_EXTRACT PROVIDED_:
###

Thursday, February 7, 2008
The ,space shuttle Atlantis has a 70% chance of getting rained out,
Weather outlook Thursday's launch of the space shuttle Atlantis has a 70% chance of getting rained out, NASA mission managers said this morning.
A cold front moving across the U.S. this week unleashed dozens of tornadoes in the mid-South late Tuesday evening and continues to churn up thunderstorms. NASA doesn't expect a twister to botch their 2:45 p.m. ET launch opportunity on Thursday, but the threat of a thunderstorm, showers or thick cloud cover has lowered launch expectations from 40% to 30%.
Jeff Spaulding, NASA test director, said the best case scenario is if inclement conditions suddenly clear up before launch time.
"We always hope for that," Spaulding said. "As we all know, weather in Florida changes very rapidly. Things may improve or improve enough to get us the ability to get off the ground. The worst case would be if ... we'd have to try a different day."

###

_STORED RECORDS_:
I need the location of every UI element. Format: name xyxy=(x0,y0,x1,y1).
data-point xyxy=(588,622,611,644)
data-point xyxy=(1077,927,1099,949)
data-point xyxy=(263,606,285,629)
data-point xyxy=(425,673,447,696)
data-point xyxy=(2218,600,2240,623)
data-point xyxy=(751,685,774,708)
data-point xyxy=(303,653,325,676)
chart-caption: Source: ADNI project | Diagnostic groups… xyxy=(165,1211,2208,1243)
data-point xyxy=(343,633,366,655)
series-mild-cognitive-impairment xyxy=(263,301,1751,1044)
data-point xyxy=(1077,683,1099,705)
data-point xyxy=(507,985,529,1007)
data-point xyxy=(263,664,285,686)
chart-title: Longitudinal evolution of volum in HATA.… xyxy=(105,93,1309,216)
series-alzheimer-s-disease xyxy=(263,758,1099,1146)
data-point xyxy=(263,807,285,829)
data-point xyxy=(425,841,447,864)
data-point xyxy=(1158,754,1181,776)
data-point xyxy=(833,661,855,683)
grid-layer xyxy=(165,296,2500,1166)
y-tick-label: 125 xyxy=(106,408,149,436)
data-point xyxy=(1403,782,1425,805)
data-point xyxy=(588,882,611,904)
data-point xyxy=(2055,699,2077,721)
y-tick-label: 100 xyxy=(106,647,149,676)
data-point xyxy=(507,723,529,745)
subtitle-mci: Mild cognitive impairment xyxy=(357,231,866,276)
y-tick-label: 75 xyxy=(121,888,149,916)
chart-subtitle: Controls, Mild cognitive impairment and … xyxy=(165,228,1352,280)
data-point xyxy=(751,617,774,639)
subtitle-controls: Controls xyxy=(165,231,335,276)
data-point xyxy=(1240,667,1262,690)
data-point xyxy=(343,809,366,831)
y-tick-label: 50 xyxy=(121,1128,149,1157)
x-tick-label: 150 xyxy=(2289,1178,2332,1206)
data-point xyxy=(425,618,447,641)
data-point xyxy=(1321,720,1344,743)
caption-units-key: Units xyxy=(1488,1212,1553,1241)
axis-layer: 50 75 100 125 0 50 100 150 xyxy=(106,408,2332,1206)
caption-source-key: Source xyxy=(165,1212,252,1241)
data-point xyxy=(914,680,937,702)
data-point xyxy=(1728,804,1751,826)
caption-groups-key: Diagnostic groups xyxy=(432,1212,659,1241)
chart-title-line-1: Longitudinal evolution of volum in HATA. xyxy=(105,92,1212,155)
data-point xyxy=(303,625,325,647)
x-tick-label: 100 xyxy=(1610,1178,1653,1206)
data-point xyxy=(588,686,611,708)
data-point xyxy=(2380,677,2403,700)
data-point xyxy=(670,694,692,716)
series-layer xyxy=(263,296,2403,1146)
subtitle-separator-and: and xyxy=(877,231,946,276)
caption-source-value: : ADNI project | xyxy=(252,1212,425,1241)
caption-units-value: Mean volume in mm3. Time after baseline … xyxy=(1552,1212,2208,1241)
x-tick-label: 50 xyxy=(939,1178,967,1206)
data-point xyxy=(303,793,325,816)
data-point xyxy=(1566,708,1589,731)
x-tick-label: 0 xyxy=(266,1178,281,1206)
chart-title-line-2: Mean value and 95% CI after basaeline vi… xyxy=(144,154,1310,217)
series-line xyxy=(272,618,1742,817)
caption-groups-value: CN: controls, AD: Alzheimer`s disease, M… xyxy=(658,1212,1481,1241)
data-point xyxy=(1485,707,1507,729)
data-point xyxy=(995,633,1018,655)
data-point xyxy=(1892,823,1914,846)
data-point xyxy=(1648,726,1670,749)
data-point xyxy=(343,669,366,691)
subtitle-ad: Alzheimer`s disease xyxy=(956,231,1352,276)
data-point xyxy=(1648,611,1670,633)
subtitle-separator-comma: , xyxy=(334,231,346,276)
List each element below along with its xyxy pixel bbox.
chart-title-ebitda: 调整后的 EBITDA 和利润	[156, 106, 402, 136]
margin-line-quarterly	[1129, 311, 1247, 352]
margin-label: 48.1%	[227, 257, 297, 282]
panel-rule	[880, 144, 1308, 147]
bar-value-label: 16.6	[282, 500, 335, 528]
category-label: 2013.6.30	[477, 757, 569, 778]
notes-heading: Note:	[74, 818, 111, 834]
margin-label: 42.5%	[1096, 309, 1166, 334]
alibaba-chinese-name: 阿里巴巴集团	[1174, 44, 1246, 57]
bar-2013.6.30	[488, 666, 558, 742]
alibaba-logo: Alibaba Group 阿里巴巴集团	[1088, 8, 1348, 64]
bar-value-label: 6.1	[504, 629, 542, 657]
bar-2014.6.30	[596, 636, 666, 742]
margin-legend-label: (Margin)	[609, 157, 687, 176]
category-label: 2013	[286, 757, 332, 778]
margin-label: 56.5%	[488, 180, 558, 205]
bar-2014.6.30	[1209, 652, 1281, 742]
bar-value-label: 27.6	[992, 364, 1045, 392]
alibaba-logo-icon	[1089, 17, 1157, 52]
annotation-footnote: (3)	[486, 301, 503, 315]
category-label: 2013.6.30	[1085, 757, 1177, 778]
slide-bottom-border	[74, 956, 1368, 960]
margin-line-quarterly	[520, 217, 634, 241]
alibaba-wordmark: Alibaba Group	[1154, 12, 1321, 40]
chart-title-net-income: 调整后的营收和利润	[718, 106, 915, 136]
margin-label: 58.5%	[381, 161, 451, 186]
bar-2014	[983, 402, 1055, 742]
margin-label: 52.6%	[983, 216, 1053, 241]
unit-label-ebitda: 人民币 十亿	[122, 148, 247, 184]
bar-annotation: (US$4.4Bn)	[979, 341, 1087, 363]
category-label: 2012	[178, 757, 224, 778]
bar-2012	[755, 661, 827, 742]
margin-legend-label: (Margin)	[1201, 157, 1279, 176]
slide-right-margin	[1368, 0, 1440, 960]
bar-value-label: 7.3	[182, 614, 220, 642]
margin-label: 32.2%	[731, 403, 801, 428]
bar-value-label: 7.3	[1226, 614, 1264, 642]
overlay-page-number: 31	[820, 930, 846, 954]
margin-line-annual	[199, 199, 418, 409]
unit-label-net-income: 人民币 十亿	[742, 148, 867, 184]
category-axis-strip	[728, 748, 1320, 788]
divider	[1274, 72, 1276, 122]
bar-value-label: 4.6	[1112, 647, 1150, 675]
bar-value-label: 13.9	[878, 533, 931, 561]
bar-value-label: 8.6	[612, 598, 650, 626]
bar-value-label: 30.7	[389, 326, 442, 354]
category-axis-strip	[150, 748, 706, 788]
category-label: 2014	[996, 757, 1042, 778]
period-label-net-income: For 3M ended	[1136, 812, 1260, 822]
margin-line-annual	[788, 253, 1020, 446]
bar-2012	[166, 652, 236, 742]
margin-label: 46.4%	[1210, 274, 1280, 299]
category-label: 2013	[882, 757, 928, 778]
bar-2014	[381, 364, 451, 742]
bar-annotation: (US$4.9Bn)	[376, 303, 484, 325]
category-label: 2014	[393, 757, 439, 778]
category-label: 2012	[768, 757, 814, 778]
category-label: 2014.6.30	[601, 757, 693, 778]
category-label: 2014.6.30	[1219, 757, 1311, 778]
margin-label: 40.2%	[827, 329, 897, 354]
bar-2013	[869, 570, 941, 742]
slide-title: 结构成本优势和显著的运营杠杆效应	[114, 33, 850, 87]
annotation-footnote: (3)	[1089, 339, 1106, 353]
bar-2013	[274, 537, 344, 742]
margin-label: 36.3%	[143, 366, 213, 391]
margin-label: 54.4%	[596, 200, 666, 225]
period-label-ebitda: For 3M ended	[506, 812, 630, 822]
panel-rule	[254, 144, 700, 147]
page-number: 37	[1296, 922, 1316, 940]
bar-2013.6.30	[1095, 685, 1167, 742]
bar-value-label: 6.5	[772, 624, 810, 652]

###

_STATED PROBLEM 1_: From the Atlantis launch weather report, reproduce the passage that begins at the words "A cold front" and stops after "40% to 30%.".
_STATED PROBLEM 2_: Pick up the Atlantis launch weather report at its last sentence and keep writing it.

_FINAL RESULT 1_:
A cold front moving across the U.S. this week unleashed dozens of tornadoes in the mid-South late Tuesday evening and continues to churn up thunderstorms. NASA doesn't expect a twister to botch their 2:45 p.m. ET launch opportunity on Thursday, but the threat of a thunderstorm, showers or thick cloud cover has lowered launch expectations from 40% to 30%.

_FINAL RESULT 2_:
Showers concern NASA because rain can damage the thermal protection shield of Atlantis during its high-speed launch. Heavy cloud cover is also problematic, Winters noted, because visibility of the shuttle as it launches can be obscured and pose a threat to public safety.
Should unfavorable conditions push the agency to scrub its launch in the early tomorrow morning, mission managers will aim for a 2:19 p.m. ET attempt on Friday. The chance of getting Atlantis into orbit then has also been lowered, from 40% to 20%, because of the potential for lingering rain showers.
As NASA crosses its fingers for a break in bad weather tomorrow, technicians continue to prepare Atlantis for its big moment.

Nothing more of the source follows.